**Stated goal**
Output only the count of lines that contain "JSON".

--- start of Data in this exercise ---

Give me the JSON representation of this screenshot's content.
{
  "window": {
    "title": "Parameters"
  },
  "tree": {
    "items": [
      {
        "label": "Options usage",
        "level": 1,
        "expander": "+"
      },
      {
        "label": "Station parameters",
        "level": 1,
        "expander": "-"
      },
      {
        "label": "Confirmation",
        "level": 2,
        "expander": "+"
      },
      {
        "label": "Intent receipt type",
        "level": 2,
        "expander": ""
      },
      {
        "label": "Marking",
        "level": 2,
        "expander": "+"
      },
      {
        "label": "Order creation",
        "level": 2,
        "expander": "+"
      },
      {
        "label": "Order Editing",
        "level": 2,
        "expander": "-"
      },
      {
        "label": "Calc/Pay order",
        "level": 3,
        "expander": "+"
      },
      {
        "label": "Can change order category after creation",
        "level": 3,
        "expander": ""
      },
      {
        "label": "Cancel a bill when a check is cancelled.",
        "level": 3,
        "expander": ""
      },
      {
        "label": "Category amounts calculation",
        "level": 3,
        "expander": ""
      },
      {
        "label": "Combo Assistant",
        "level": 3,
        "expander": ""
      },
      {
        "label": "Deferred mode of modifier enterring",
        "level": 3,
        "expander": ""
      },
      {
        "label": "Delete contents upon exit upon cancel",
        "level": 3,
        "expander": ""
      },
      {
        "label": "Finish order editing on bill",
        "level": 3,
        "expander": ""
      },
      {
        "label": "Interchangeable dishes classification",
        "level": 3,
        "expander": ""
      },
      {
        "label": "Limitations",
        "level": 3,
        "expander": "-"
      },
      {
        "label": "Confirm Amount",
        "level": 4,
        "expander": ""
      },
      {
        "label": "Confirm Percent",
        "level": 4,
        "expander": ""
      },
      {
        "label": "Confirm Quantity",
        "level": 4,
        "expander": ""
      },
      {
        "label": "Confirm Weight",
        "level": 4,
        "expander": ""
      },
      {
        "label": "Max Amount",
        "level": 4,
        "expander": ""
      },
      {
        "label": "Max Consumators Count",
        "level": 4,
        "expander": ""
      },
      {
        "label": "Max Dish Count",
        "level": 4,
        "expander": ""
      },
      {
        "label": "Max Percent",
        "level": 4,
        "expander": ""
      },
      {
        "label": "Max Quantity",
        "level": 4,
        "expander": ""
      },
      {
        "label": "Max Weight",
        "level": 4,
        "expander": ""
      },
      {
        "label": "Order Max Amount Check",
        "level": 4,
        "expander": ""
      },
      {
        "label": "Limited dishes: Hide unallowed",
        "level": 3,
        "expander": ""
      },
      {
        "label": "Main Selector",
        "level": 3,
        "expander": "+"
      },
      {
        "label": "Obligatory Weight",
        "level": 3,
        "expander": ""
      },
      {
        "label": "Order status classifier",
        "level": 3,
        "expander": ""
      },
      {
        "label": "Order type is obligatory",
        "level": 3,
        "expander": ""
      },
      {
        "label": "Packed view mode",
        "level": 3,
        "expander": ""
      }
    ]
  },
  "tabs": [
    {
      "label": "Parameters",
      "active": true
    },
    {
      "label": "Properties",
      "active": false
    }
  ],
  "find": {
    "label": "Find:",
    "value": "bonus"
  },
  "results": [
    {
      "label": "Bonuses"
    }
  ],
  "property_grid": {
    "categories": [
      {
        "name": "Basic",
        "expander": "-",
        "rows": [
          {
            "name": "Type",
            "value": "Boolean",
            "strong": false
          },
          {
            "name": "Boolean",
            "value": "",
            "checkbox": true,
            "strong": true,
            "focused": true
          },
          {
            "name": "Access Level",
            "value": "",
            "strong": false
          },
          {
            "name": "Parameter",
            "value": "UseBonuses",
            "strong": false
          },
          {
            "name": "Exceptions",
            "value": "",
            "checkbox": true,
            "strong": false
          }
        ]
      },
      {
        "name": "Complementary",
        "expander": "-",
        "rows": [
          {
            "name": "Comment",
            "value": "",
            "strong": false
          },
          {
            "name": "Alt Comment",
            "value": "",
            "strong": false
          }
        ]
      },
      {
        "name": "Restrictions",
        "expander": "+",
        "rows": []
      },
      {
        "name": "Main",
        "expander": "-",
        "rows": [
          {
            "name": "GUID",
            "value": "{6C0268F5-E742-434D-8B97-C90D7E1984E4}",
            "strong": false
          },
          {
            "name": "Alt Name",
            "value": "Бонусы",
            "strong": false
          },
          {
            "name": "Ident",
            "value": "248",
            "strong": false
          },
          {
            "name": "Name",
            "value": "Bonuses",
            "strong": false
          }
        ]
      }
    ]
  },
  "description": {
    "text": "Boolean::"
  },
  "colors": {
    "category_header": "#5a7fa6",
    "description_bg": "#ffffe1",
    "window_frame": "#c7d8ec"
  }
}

--- end of Data in this exercise ---
--- start of Data in this exercise ---

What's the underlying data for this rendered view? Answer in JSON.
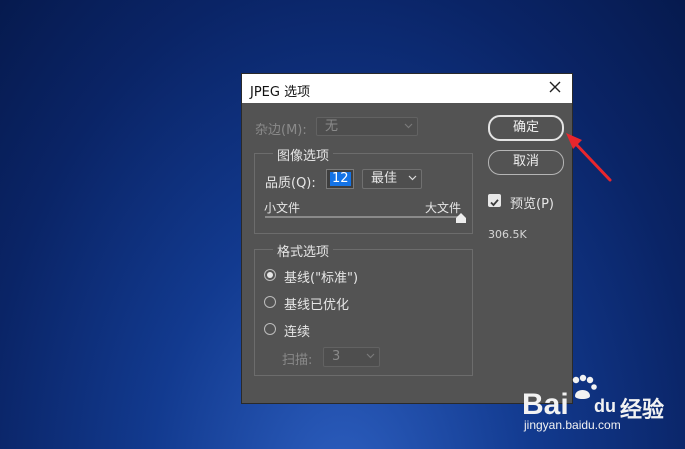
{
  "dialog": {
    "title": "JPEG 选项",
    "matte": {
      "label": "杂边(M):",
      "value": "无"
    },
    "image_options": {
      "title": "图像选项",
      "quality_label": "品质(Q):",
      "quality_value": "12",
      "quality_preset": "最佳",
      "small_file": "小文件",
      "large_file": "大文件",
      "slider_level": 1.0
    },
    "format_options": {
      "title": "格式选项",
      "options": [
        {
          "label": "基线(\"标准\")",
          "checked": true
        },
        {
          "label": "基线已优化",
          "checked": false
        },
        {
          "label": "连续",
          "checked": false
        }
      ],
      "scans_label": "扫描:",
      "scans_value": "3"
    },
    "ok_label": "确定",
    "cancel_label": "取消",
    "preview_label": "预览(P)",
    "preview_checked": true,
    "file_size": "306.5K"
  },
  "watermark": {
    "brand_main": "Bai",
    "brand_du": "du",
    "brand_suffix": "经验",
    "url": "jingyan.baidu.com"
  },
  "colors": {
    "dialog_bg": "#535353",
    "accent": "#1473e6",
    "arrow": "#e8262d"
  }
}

--- end of Data in this exercise ---
--- start of Data in this exercise ---

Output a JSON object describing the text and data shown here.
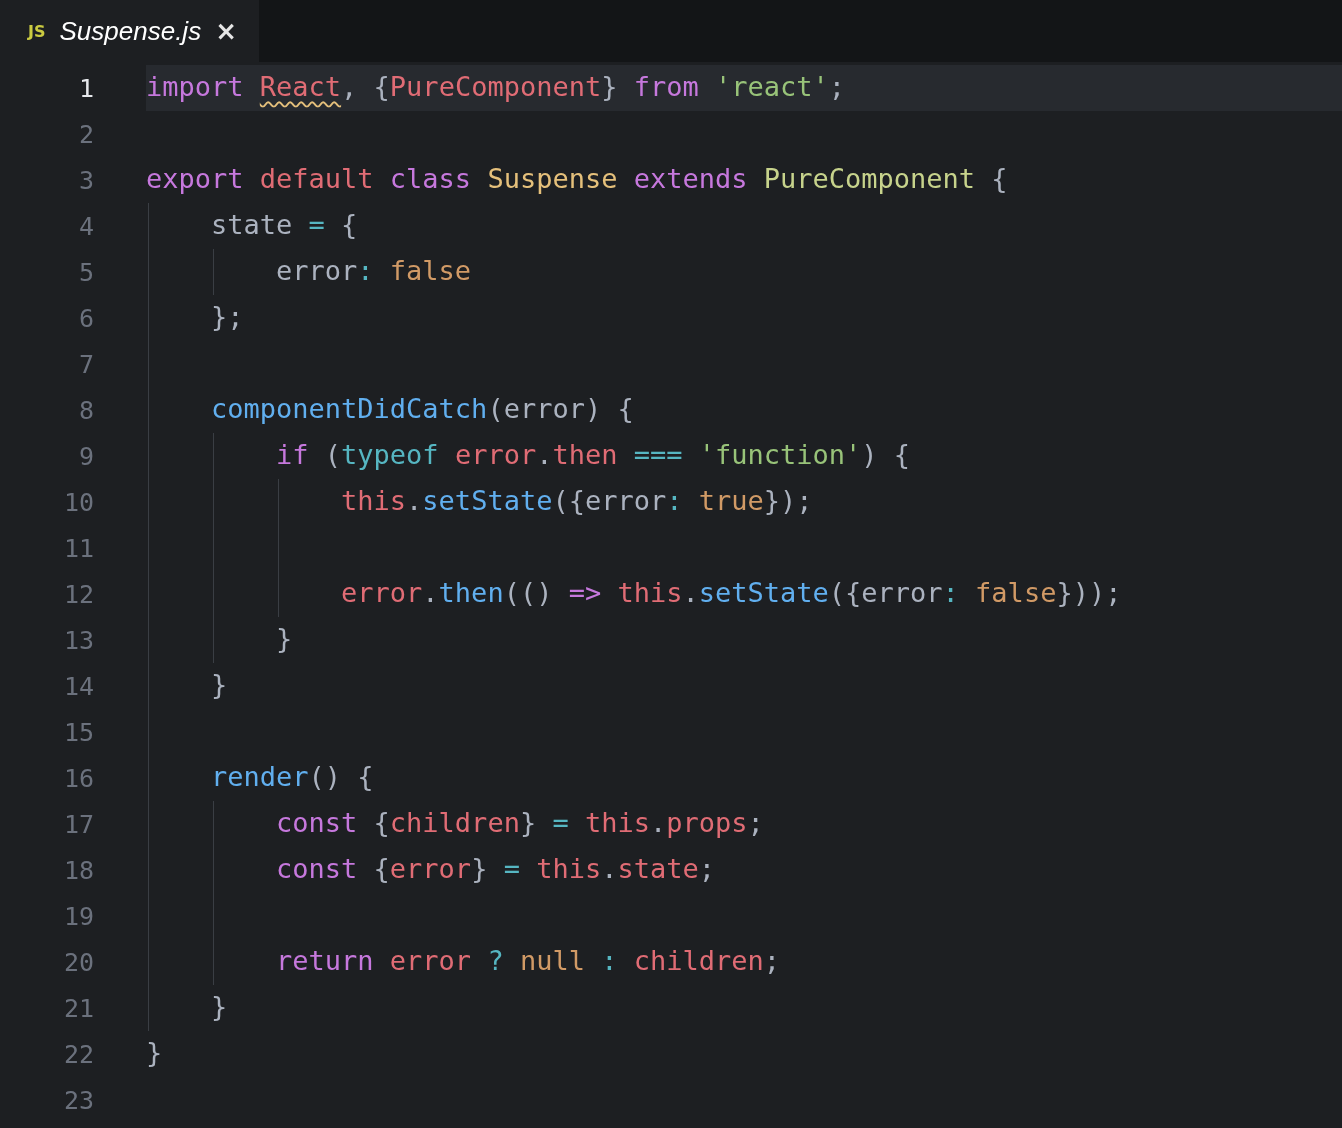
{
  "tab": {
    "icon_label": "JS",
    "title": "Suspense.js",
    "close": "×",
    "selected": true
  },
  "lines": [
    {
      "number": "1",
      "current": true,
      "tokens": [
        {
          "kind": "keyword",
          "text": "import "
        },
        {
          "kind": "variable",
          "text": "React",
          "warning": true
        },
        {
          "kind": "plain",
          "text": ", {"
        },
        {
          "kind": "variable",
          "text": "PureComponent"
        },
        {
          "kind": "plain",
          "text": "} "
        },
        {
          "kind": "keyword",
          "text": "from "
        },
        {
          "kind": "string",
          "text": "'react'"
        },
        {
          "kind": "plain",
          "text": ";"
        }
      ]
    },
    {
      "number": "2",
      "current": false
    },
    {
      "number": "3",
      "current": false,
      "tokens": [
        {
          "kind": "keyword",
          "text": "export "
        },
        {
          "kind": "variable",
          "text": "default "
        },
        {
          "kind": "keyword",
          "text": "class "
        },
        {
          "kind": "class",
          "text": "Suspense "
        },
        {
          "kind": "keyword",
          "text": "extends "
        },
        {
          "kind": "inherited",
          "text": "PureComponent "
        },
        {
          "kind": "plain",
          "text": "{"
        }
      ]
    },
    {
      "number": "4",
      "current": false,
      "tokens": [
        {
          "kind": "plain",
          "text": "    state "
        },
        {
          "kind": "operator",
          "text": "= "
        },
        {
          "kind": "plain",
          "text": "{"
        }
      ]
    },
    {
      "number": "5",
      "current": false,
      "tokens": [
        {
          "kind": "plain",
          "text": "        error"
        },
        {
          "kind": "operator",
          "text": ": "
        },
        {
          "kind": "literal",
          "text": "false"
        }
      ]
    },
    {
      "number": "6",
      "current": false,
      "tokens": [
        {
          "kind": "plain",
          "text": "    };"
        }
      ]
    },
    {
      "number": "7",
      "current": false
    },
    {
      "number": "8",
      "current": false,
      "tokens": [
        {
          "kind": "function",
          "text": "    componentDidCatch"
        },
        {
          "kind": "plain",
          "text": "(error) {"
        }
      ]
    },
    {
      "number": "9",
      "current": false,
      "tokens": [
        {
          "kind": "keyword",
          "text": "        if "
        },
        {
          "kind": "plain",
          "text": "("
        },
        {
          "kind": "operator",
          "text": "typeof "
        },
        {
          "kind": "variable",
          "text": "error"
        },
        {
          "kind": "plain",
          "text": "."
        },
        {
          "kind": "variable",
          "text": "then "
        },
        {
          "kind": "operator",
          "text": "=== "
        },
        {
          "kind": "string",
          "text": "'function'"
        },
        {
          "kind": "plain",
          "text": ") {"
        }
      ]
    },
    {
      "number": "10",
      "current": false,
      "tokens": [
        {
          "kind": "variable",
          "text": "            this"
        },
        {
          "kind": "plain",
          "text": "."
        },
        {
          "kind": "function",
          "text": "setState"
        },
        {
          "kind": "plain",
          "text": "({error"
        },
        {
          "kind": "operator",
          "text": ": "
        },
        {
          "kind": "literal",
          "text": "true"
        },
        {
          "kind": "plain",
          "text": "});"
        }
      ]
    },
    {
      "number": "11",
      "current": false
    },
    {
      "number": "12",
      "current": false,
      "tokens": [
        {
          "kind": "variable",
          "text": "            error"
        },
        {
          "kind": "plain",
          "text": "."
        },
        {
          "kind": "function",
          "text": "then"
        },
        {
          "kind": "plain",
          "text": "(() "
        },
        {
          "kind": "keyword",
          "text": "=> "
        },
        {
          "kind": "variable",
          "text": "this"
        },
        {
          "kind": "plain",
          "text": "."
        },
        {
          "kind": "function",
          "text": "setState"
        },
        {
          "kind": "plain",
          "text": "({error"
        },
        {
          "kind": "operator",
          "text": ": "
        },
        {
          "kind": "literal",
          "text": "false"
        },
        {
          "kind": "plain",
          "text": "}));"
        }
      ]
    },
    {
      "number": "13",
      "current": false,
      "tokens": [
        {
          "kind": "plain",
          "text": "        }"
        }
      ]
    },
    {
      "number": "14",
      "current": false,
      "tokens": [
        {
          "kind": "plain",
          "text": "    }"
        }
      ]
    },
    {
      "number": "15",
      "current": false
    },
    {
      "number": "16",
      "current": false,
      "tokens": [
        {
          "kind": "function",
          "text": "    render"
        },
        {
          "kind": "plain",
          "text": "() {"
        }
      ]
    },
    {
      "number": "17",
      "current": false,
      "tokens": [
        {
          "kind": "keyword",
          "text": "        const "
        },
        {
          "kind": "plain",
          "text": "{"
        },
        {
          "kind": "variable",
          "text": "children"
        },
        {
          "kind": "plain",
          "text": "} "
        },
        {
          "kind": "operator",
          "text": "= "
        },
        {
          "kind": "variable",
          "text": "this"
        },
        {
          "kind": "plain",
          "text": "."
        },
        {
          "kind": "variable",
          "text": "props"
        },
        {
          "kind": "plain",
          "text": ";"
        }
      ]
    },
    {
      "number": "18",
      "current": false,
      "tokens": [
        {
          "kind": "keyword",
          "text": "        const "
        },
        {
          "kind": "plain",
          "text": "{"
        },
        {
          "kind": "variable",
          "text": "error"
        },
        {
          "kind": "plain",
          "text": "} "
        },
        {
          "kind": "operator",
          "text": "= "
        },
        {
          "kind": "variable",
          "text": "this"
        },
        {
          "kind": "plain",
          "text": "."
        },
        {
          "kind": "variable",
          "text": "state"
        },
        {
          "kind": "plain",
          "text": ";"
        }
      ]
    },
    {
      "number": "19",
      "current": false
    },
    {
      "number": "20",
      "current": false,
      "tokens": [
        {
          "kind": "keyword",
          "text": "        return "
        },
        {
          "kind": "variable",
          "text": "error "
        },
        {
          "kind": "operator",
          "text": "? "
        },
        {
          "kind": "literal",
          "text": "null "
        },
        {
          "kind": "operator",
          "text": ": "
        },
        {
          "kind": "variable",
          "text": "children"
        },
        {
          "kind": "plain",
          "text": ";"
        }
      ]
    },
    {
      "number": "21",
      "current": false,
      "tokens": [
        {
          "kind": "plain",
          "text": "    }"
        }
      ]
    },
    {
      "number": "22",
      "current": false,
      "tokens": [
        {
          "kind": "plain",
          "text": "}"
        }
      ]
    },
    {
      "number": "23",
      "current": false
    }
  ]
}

--- end of Data in this exercise ---

**Worked answer**
3